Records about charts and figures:
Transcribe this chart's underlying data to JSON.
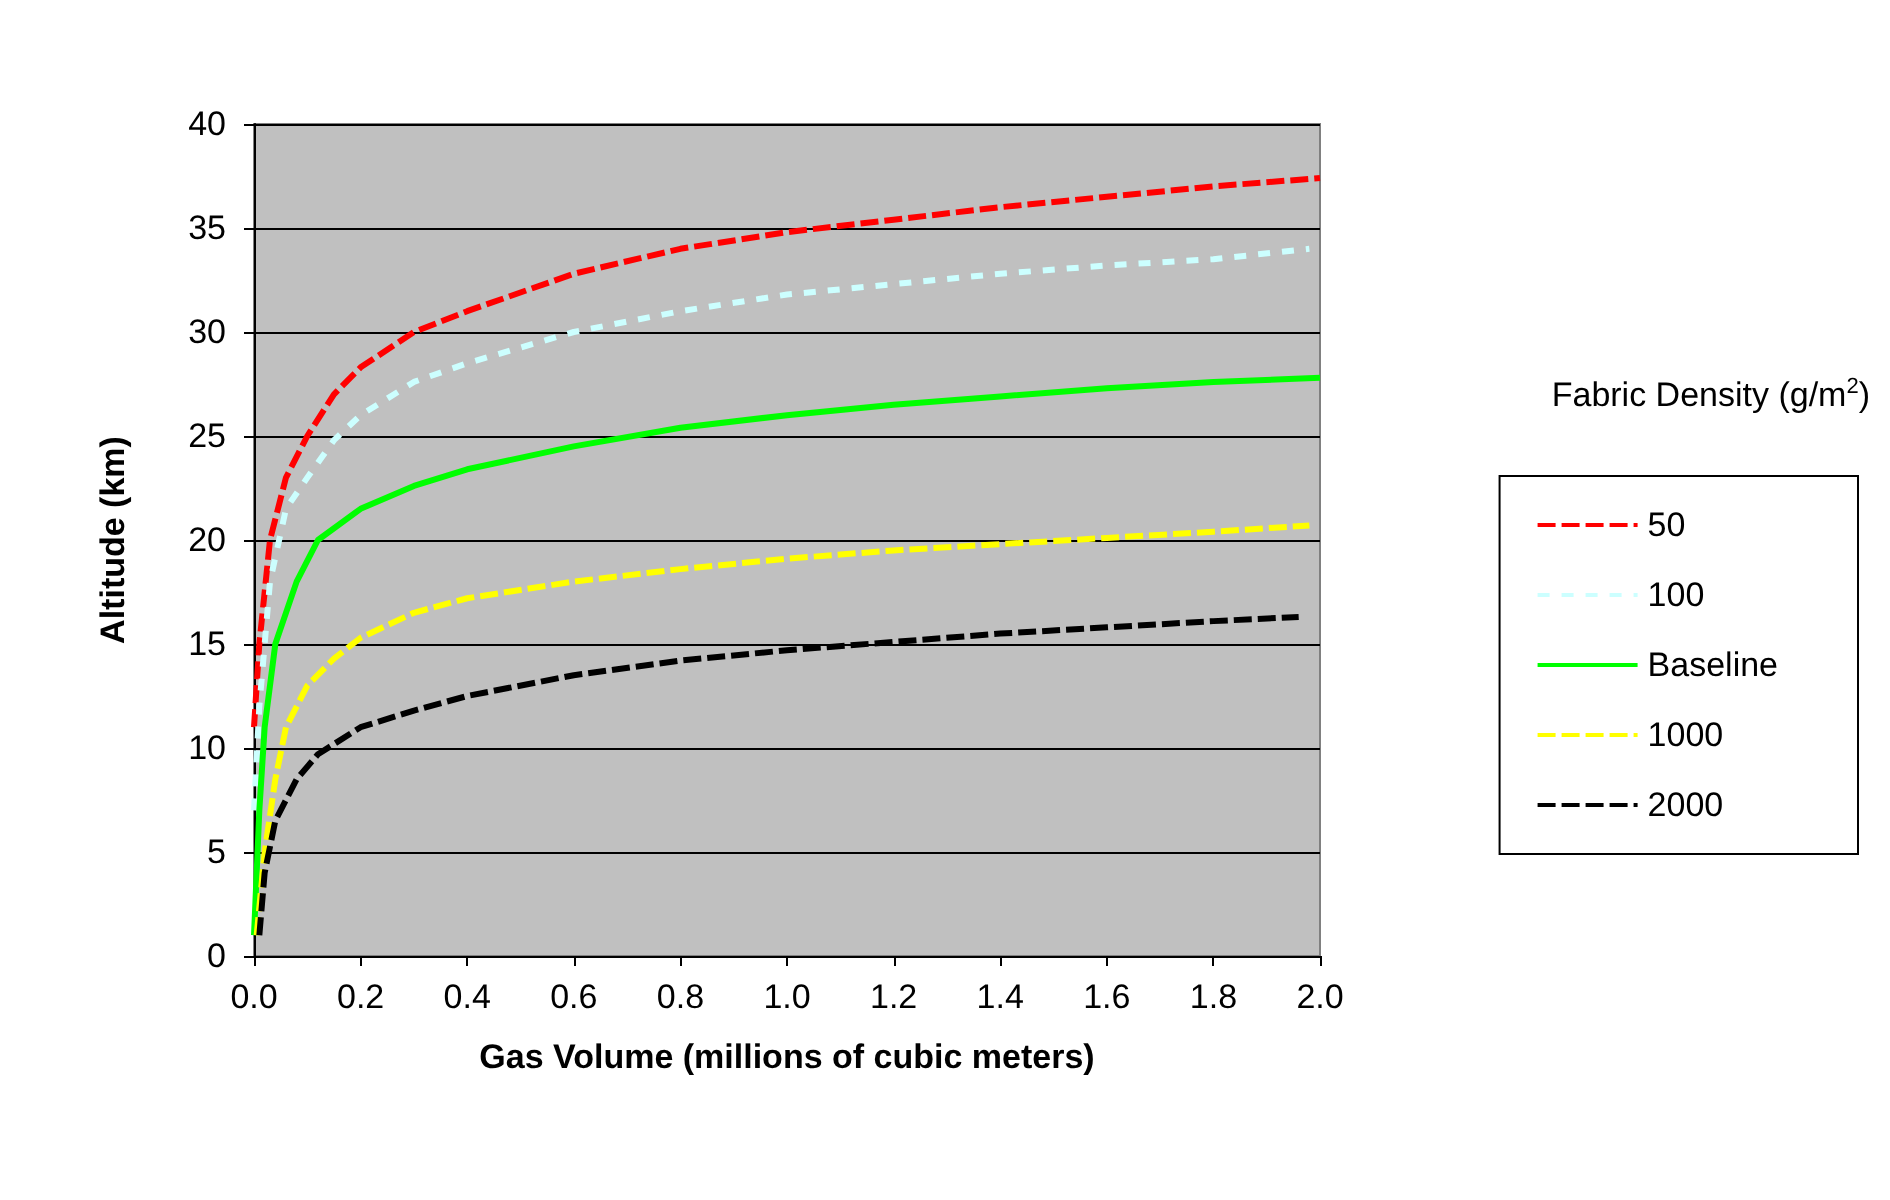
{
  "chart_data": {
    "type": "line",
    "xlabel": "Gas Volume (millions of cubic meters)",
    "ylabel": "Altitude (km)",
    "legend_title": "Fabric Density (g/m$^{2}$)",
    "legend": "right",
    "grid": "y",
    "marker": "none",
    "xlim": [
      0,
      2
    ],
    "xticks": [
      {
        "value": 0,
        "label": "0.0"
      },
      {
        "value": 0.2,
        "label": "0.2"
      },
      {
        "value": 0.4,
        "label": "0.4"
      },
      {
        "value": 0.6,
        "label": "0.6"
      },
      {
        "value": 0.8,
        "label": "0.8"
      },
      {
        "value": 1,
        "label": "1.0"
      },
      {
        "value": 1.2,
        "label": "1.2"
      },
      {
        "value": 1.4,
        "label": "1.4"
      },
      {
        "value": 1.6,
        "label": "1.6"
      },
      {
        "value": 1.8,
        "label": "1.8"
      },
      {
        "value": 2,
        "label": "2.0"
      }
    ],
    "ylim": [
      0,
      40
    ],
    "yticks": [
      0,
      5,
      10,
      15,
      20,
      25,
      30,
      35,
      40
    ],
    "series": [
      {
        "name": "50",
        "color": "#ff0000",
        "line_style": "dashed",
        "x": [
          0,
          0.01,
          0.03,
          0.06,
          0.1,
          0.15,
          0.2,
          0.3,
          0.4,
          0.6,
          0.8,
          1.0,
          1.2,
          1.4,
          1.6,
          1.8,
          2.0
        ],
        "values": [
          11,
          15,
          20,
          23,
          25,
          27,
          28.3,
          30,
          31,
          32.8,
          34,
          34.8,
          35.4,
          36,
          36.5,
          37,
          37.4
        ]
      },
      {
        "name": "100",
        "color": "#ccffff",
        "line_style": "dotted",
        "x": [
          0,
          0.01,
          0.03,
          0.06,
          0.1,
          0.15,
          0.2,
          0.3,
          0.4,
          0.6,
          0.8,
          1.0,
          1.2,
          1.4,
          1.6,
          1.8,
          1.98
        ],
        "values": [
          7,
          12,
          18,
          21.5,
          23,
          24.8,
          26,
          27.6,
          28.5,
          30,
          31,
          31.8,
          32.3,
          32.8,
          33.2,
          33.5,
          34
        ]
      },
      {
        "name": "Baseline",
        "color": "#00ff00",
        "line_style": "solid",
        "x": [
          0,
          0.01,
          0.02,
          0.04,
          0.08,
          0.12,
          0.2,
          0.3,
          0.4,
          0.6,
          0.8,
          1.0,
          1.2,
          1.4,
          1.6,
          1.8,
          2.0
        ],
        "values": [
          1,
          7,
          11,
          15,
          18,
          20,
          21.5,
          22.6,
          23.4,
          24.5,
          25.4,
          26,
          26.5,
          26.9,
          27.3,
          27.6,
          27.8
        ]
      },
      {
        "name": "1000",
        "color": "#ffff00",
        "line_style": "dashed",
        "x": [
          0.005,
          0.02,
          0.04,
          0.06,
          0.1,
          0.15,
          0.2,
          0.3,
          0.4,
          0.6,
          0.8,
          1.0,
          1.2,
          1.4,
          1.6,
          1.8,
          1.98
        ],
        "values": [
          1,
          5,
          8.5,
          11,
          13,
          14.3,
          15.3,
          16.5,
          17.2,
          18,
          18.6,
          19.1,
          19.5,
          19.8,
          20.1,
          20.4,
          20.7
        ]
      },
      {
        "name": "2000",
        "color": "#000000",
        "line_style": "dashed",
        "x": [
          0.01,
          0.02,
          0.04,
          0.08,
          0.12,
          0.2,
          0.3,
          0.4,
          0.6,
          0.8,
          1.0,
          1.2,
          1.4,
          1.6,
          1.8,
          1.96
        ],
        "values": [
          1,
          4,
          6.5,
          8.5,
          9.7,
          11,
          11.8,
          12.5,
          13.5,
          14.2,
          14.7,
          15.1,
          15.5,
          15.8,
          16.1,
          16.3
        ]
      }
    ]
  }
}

...

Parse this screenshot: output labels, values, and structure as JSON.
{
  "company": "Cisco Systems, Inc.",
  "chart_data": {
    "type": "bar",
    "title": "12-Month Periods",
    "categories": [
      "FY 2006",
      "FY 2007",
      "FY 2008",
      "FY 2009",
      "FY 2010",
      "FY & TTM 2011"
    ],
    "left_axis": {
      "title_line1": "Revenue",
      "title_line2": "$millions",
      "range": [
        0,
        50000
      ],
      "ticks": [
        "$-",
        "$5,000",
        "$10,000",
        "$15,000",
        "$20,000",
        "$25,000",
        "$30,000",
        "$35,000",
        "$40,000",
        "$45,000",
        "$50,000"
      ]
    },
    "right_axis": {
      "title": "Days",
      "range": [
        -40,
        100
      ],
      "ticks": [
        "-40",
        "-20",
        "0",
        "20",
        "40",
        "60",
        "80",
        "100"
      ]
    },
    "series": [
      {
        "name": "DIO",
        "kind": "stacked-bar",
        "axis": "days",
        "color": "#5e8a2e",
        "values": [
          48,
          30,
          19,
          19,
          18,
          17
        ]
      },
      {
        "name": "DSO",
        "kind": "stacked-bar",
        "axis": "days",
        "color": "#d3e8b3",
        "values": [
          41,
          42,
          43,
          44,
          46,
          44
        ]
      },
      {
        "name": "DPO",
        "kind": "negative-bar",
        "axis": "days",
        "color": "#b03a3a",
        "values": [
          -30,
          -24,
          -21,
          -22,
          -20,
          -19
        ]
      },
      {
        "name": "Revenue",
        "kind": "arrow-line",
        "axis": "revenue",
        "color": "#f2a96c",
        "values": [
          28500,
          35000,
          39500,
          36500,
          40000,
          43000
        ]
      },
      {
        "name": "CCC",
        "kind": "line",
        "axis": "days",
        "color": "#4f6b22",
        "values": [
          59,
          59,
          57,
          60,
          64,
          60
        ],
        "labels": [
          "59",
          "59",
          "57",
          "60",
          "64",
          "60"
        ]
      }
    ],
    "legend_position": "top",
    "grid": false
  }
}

### WHAT IS NEEDED
Review the material and copy each line in which the word "JSON" appears.

### FINISHED EXERCISE
Transcribe this chart's underlying data to JSON.
Parse this screenshot: output labels, values, and structure as JSON.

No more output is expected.